Set problem | Copy each line of the data below with the word "CENTRAL".

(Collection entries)

▬▬▬▬▬▬▬▬▬▬

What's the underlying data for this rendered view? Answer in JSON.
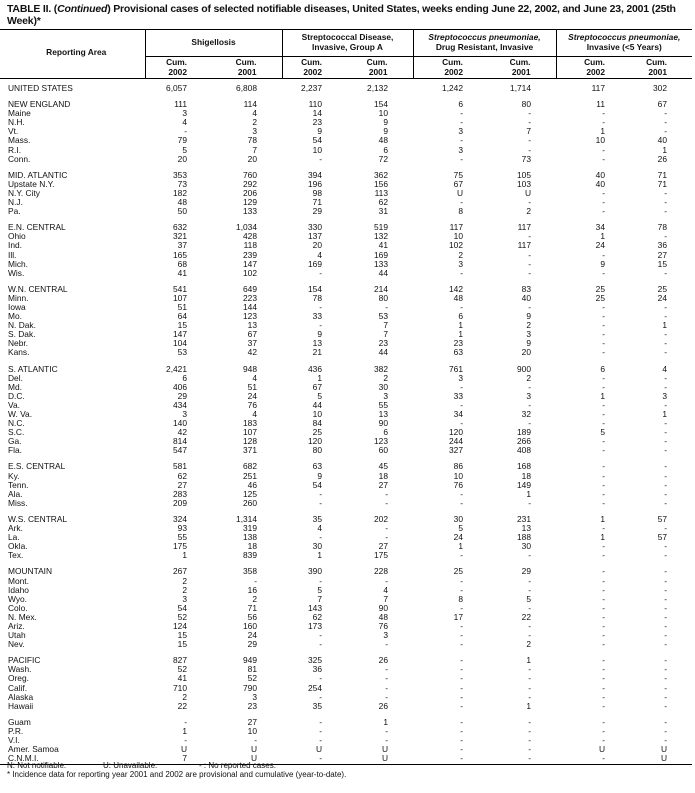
{
  "title": {
    "prefix": "TABLE II. (",
    "continued": "Continued",
    "text": ") Provisional cases of selected notifiable diseases, United States, weeks ending June 22, 2002, and June 23, 2001 (25th Week)*"
  },
  "header": {
    "reporting_area": "Reporting Area",
    "groups": [
      {
        "line1": "",
        "line2": "Shigellosis",
        "italic": ""
      },
      {
        "line1": "Streptococcal Disease,",
        "line2": "Invasive, Group A",
        "italic": ""
      },
      {
        "line1": "Streptococcus pneumoniae,",
        "line2": "Drug Resistant, Invasive",
        "italic": "yes"
      },
      {
        "line1": "Streptococcus pneumoniae,",
        "line2": "Invasive (<5 Years)",
        "italic": "yes"
      }
    ],
    "sub": [
      {
        "l1": "Cum.",
        "l2": "2002"
      },
      {
        "l1": "Cum.",
        "l2": "2001"
      },
      {
        "l1": "Cum.",
        "l2": "2002"
      },
      {
        "l1": "Cum.",
        "l2": "2001"
      },
      {
        "l1": "Cum.",
        "l2": "2002"
      },
      {
        "l1": "Cum.",
        "l2": "2001"
      },
      {
        "l1": "Cum.",
        "l2": "2002"
      },
      {
        "l1": "Cum.",
        "l2": "2001"
      }
    ]
  },
  "rows": [
    [
      "UNITED STATES",
      "6,057",
      "6,808",
      "2,237",
      "2,132",
      "1,242",
      "1,714",
      "117",
      "302"
    ],
    [
      "NEW ENGLAND",
      "111",
      "114",
      "110",
      "154",
      "6",
      "80",
      "11",
      "67"
    ],
    [
      "Maine",
      "3",
      "4",
      "14",
      "10",
      "-",
      "-",
      "-",
      "-"
    ],
    [
      "N.H.",
      "4",
      "2",
      "23",
      "9",
      "-",
      "-",
      "-",
      "-"
    ],
    [
      "Vt.",
      "-",
      "3",
      "9",
      "9",
      "3",
      "7",
      "1",
      "-"
    ],
    [
      "Mass.",
      "79",
      "78",
      "54",
      "48",
      "-",
      "-",
      "10",
      "40"
    ],
    [
      "R.I.",
      "5",
      "7",
      "10",
      "6",
      "3",
      "-",
      "-",
      "1"
    ],
    [
      "Conn.",
      "20",
      "20",
      "-",
      "72",
      "-",
      "73",
      "-",
      "26"
    ],
    [
      "MID. ATLANTIC",
      "353",
      "760",
      "394",
      "362",
      "75",
      "105",
      "40",
      "71"
    ],
    [
      "Upstate N.Y.",
      "73",
      "292",
      "196",
      "156",
      "67",
      "103",
      "40",
      "71"
    ],
    [
      "N.Y. City",
      "182",
      "206",
      "98",
      "113",
      "U",
      "U",
      "-",
      "-"
    ],
    [
      "N.J.",
      "48",
      "129",
      "71",
      "62",
      "-",
      "-",
      "-",
      "-"
    ],
    [
      "Pa.",
      "50",
      "133",
      "29",
      "31",
      "8",
      "2",
      "-",
      "-"
    ],
    [
      "E.N. CENTRAL",
      "632",
      "1,034",
      "330",
      "519",
      "117",
      "117",
      "34",
      "78"
    ],
    [
      "Ohio",
      "321",
      "428",
      "137",
      "132",
      "10",
      "-",
      "1",
      "-"
    ],
    [
      "Ind.",
      "37",
      "118",
      "20",
      "41",
      "102",
      "117",
      "24",
      "36"
    ],
    [
      "Ill.",
      "165",
      "239",
      "4",
      "169",
      "2",
      "-",
      "-",
      "27"
    ],
    [
      "Mich.",
      "68",
      "147",
      "169",
      "133",
      "3",
      "-",
      "9",
      "15"
    ],
    [
      "Wis.",
      "41",
      "102",
      "-",
      "44",
      "-",
      "-",
      "-",
      "-"
    ],
    [
      "W.N. CENTRAL",
      "541",
      "649",
      "154",
      "214",
      "142",
      "83",
      "25",
      "25"
    ],
    [
      "Minn.",
      "107",
      "223",
      "78",
      "80",
      "48",
      "40",
      "25",
      "24"
    ],
    [
      "Iowa",
      "51",
      "144",
      "-",
      "-",
      "-",
      "-",
      "-",
      "-"
    ],
    [
      "Mo.",
      "64",
      "123",
      "33",
      "53",
      "6",
      "9",
      "-",
      "-"
    ],
    [
      "N. Dak.",
      "15",
      "13",
      "-",
      "7",
      "1",
      "2",
      "-",
      "1"
    ],
    [
      "S. Dak.",
      "147",
      "67",
      "9",
      "7",
      "1",
      "3",
      "-",
      "-"
    ],
    [
      "Nebr.",
      "104",
      "37",
      "13",
      "23",
      "23",
      "9",
      "-",
      "-"
    ],
    [
      "Kans.",
      "53",
      "42",
      "21",
      "44",
      "63",
      "20",
      "-",
      "-"
    ],
    [
      "S. ATLANTIC",
      "2,421",
      "948",
      "436",
      "382",
      "761",
      "900",
      "6",
      "4"
    ],
    [
      "Del.",
      "6",
      "4",
      "1",
      "2",
      "3",
      "2",
      "-",
      "-"
    ],
    [
      "Md.",
      "406",
      "51",
      "67",
      "30",
      "-",
      "-",
      "-",
      "-"
    ],
    [
      "D.C.",
      "29",
      "24",
      "5",
      "3",
      "33",
      "3",
      "1",
      "3"
    ],
    [
      "Va.",
      "434",
      "76",
      "44",
      "55",
      "-",
      "-",
      "-",
      "-"
    ],
    [
      "W. Va.",
      "3",
      "4",
      "10",
      "13",
      "34",
      "32",
      "-",
      "1"
    ],
    [
      "N.C.",
      "140",
      "183",
      "84",
      "90",
      "-",
      "-",
      "-",
      "-"
    ],
    [
      "S.C.",
      "42",
      "107",
      "25",
      "6",
      "120",
      "189",
      "5",
      "-"
    ],
    [
      "Ga.",
      "814",
      "128",
      "120",
      "123",
      "244",
      "266",
      "-",
      "-"
    ],
    [
      "Fla.",
      "547",
      "371",
      "80",
      "60",
      "327",
      "408",
      "-",
      "-"
    ],
    [
      "E.S. CENTRAL",
      "581",
      "682",
      "63",
      "45",
      "86",
      "168",
      "-",
      "-"
    ],
    [
      "Ky.",
      "62",
      "251",
      "9",
      "18",
      "10",
      "18",
      "-",
      "-"
    ],
    [
      "Tenn.",
      "27",
      "46",
      "54",
      "27",
      "76",
      "149",
      "-",
      "-"
    ],
    [
      "Ala.",
      "283",
      "125",
      "-",
      "-",
      "-",
      "1",
      "-",
      "-"
    ],
    [
      "Miss.",
      "209",
      "260",
      "-",
      "-",
      "-",
      "-",
      "-",
      "-"
    ],
    [
      "W.S. CENTRAL",
      "324",
      "1,314",
      "35",
      "202",
      "30",
      "231",
      "1",
      "57"
    ],
    [
      "Ark.",
      "93",
      "319",
      "4",
      "-",
      "5",
      "13",
      "-",
      "-"
    ],
    [
      "La.",
      "55",
      "138",
      "-",
      "-",
      "24",
      "188",
      "1",
      "57"
    ],
    [
      "Okla.",
      "175",
      "18",
      "30",
      "27",
      "1",
      "30",
      "-",
      "-"
    ],
    [
      "Tex.",
      "1",
      "839",
      "1",
      "175",
      "-",
      "-",
      "-",
      "-"
    ],
    [
      "MOUNTAIN",
      "267",
      "358",
      "390",
      "228",
      "25",
      "29",
      "-",
      "-"
    ],
    [
      "Mont.",
      "2",
      "-",
      "-",
      "-",
      "-",
      "-",
      "-",
      "-"
    ],
    [
      "Idaho",
      "2",
      "16",
      "5",
      "4",
      "-",
      "-",
      "-",
      "-"
    ],
    [
      "Wyo.",
      "3",
      "2",
      "7",
      "7",
      "8",
      "5",
      "-",
      "-"
    ],
    [
      "Colo.",
      "54",
      "71",
      "143",
      "90",
      "-",
      "-",
      "-",
      "-"
    ],
    [
      "N. Mex.",
      "52",
      "56",
      "62",
      "48",
      "17",
      "22",
      "-",
      "-"
    ],
    [
      "Ariz.",
      "124",
      "160",
      "173",
      "76",
      "-",
      "-",
      "-",
      "-"
    ],
    [
      "Utah",
      "15",
      "24",
      "-",
      "3",
      "-",
      "-",
      "-",
      "-"
    ],
    [
      "Nev.",
      "15",
      "29",
      "-",
      "-",
      "-",
      "2",
      "-",
      "-"
    ],
    [
      "PACIFIC",
      "827",
      "949",
      "325",
      "26",
      "-",
      "1",
      "-",
      "-"
    ],
    [
      "Wash.",
      "52",
      "81",
      "36",
      "-",
      "-",
      "-",
      "-",
      "-"
    ],
    [
      "Oreg.",
      "41",
      "52",
      "-",
      "-",
      "-",
      "-",
      "-",
      "-"
    ],
    [
      "Calif.",
      "710",
      "790",
      "254",
      "-",
      "-",
      "-",
      "-",
      "-"
    ],
    [
      "Alaska",
      "2",
      "3",
      "-",
      "-",
      "-",
      "-",
      "-",
      "-"
    ],
    [
      "Hawaii",
      "22",
      "23",
      "35",
      "26",
      "-",
      "1",
      "-",
      "-"
    ],
    [
      "Guam",
      "-",
      "27",
      "-",
      "1",
      "-",
      "-",
      "-",
      "-"
    ],
    [
      "P.R.",
      "1",
      "10",
      "-",
      "-",
      "-",
      "-",
      "-",
      "-"
    ],
    [
      "V.I.",
      "-",
      "-",
      "-",
      "-",
      "-",
      "-",
      "-",
      "-"
    ],
    [
      "Amer. Samoa",
      "U",
      "U",
      "U",
      "U",
      "-",
      "-",
      "U",
      "U"
    ],
    [
      "C.N.M.I.",
      "7",
      "U",
      "-",
      "U",
      "-",
      "-",
      "-",
      "U"
    ]
  ],
  "group_starts": [
    1,
    8,
    13,
    19,
    27,
    37,
    42,
    47,
    56,
    62
  ],
  "footnotes": {
    "n": "N: Not notifiable.",
    "u": "U: Unavailable.",
    "dash": "- : No reported cases.",
    "star": "* Incidence data for reporting year 2001 and 2002 are provisional and cumulative (year-to-date)."
  }
}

▬▬▬▬▬▬▬▬▬▬

Response |
      "E.N. CENTRAL",
      "W.N. CENTRAL",
      "E.S. CENTRAL",
      "W.S. CENTRAL",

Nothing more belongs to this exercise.